- EXTRACTED MATERIAL
* * *

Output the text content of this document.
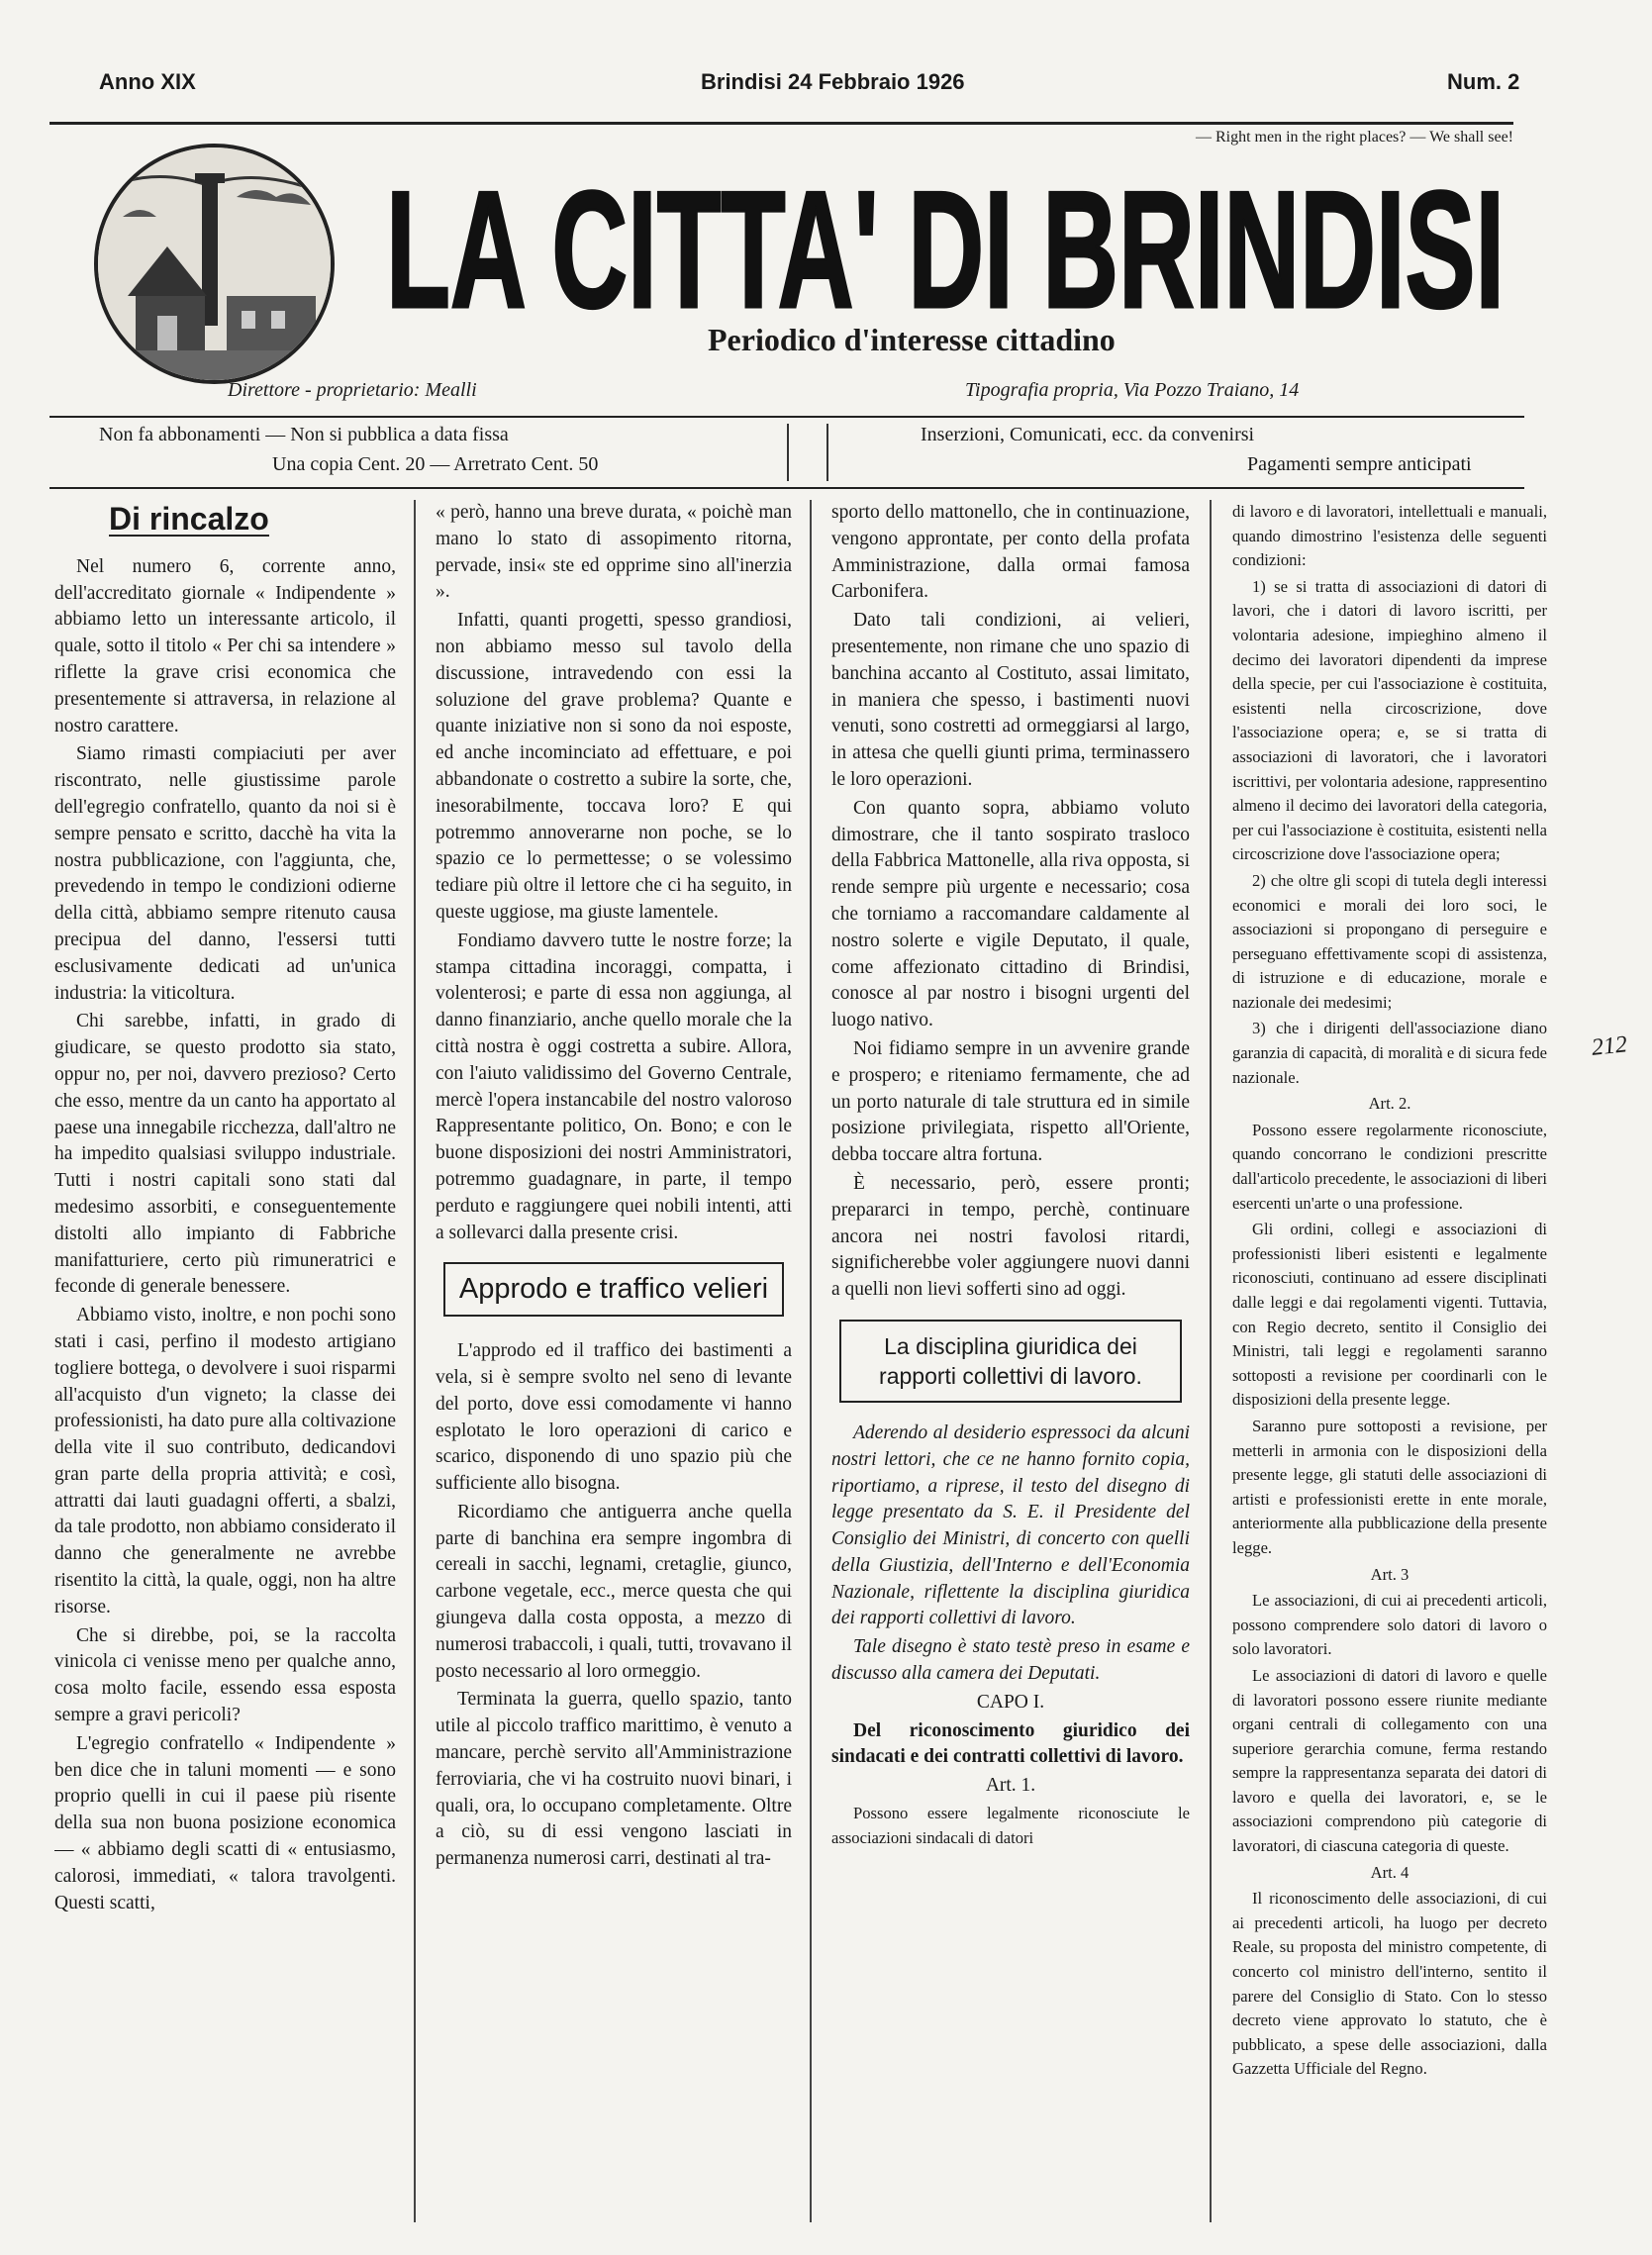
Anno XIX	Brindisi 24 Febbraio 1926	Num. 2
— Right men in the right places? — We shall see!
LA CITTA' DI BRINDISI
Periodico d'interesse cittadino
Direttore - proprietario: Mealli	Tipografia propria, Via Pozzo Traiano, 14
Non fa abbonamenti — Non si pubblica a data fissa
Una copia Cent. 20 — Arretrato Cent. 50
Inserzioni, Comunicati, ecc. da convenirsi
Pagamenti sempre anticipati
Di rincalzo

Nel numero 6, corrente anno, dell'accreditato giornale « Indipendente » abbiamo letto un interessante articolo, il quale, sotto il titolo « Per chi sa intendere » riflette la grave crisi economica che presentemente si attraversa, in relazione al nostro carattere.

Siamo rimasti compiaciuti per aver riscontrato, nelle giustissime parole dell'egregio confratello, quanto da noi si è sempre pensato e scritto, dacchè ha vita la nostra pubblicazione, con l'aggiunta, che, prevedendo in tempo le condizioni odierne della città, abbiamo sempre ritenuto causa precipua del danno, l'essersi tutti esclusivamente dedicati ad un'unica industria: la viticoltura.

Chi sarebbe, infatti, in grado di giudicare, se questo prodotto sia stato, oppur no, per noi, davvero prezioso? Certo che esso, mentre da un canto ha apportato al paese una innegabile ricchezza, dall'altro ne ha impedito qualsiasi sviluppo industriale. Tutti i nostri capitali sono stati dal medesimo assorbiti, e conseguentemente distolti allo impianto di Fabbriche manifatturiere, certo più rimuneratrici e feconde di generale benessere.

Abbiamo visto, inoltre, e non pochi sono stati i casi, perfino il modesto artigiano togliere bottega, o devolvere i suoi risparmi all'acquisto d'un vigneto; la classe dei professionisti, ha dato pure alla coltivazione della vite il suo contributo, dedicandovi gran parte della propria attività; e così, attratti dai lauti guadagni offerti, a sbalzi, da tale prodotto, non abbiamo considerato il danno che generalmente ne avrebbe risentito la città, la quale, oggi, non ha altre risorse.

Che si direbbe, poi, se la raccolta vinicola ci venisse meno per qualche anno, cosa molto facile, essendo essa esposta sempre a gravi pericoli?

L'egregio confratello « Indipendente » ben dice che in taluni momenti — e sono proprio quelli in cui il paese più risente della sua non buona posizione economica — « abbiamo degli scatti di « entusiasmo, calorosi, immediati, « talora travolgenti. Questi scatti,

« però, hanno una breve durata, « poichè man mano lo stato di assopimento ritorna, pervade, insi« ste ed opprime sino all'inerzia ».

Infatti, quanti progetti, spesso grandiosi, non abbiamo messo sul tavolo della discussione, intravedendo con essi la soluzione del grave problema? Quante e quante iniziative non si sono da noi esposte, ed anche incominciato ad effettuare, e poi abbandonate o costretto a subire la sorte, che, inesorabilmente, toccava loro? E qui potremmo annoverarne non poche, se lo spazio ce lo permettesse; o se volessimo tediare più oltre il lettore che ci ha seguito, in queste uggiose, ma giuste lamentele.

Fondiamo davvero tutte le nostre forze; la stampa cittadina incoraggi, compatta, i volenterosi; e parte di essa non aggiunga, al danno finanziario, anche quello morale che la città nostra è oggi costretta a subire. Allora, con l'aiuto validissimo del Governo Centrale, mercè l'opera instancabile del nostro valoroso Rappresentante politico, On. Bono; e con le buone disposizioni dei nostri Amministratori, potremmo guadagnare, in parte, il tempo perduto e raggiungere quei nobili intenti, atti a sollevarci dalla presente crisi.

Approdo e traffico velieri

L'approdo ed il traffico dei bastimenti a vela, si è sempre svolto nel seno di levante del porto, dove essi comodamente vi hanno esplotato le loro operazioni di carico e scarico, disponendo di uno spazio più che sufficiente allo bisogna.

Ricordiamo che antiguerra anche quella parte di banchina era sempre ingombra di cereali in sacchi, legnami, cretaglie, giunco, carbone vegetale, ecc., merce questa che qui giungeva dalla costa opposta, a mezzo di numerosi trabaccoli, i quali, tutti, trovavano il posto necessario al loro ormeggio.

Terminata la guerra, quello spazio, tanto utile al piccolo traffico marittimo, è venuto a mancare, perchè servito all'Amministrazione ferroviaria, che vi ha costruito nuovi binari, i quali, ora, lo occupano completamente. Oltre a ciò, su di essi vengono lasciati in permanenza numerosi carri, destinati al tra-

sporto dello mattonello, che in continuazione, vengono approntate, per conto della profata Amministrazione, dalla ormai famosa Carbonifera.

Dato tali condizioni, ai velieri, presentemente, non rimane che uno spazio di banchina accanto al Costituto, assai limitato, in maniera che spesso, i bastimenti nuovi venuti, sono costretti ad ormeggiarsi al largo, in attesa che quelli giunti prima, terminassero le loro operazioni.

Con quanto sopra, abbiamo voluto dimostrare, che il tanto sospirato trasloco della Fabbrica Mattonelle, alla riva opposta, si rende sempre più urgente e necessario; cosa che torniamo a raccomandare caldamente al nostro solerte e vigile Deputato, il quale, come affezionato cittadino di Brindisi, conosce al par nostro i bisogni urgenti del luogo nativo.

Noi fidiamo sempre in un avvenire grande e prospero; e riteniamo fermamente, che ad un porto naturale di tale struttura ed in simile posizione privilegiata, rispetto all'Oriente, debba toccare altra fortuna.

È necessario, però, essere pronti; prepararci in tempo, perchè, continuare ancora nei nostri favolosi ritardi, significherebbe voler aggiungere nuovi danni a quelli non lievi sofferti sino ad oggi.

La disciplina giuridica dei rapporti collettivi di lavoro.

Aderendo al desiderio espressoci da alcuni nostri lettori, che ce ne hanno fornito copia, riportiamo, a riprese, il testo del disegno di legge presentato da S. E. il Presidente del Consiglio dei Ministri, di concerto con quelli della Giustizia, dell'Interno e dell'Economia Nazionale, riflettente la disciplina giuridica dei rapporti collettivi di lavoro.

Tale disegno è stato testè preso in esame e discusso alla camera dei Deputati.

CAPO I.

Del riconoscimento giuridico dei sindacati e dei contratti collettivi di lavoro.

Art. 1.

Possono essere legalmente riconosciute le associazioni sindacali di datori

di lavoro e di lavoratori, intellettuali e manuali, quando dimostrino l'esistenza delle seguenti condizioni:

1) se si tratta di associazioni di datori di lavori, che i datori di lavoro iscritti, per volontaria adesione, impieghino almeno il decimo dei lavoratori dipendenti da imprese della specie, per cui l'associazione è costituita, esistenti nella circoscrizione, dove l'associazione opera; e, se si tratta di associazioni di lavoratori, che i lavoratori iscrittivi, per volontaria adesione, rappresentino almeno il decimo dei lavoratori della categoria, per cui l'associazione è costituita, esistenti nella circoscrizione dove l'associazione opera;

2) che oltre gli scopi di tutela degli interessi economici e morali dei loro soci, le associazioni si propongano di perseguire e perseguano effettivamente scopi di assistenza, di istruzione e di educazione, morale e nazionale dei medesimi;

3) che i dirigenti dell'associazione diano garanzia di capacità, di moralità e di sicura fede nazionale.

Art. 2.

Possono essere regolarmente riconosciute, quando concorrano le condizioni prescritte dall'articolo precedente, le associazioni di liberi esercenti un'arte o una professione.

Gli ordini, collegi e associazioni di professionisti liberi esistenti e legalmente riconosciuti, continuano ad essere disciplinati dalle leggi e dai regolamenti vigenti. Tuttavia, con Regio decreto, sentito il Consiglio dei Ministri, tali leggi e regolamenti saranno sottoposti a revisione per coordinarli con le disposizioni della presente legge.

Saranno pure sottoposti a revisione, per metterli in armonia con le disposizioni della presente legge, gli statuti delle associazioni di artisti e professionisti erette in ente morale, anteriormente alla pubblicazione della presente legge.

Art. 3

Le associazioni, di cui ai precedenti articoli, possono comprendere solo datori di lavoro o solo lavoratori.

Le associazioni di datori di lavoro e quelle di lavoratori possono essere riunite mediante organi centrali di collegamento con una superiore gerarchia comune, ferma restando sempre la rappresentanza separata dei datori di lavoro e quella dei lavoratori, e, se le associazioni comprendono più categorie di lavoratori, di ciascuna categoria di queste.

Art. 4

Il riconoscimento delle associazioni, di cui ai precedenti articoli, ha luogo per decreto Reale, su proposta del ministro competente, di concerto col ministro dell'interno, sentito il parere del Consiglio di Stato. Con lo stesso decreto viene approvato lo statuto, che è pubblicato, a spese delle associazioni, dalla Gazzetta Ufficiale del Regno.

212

* * *

- DIRECTIVE
Scan the records above and report how many lines include the word "paese", without any other text.

- SOLUTION FOR THIS PROBLEM
2